Input for this task:
- - -

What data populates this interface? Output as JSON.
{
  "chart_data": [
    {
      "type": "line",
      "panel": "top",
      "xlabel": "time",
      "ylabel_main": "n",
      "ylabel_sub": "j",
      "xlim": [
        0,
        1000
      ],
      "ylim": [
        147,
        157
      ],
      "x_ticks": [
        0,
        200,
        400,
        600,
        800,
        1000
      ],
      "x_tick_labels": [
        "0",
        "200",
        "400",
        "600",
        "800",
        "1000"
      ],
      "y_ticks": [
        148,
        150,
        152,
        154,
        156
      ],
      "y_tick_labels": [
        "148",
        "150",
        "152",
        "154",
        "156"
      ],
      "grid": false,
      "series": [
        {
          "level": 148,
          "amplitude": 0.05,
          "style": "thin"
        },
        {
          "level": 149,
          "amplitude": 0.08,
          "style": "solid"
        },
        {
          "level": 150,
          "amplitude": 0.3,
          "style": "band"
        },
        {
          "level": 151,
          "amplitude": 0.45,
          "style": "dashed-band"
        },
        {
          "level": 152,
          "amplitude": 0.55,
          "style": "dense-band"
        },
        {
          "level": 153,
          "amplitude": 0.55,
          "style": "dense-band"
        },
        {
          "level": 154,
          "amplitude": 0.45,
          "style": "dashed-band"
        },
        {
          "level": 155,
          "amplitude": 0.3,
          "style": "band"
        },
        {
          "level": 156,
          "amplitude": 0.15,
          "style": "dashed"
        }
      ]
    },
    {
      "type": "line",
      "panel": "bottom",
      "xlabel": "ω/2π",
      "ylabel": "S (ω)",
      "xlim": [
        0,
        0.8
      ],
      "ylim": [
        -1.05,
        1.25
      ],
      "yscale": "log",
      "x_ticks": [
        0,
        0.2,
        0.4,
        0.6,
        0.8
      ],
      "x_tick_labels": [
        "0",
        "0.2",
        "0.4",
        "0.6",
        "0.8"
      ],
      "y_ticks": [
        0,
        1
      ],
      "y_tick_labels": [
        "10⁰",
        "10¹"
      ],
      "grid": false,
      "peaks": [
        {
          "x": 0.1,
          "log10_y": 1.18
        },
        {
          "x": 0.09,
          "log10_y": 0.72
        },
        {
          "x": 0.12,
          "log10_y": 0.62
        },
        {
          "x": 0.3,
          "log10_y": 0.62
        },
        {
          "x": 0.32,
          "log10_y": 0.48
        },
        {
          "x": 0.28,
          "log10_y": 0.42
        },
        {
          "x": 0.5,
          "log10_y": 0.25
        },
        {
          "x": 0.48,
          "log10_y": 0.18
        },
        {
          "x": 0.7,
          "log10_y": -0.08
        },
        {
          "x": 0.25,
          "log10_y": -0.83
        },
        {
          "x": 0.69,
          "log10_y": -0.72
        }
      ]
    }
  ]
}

- - -

Find each line in the records holding the string "level" and show it.

          "level": 148,
          "level": 149,
          "level": 150,
          "level": 151,
          "level": 152,
          "level": 153,
          "level": 154,
          "level": 155,
          "level": 156,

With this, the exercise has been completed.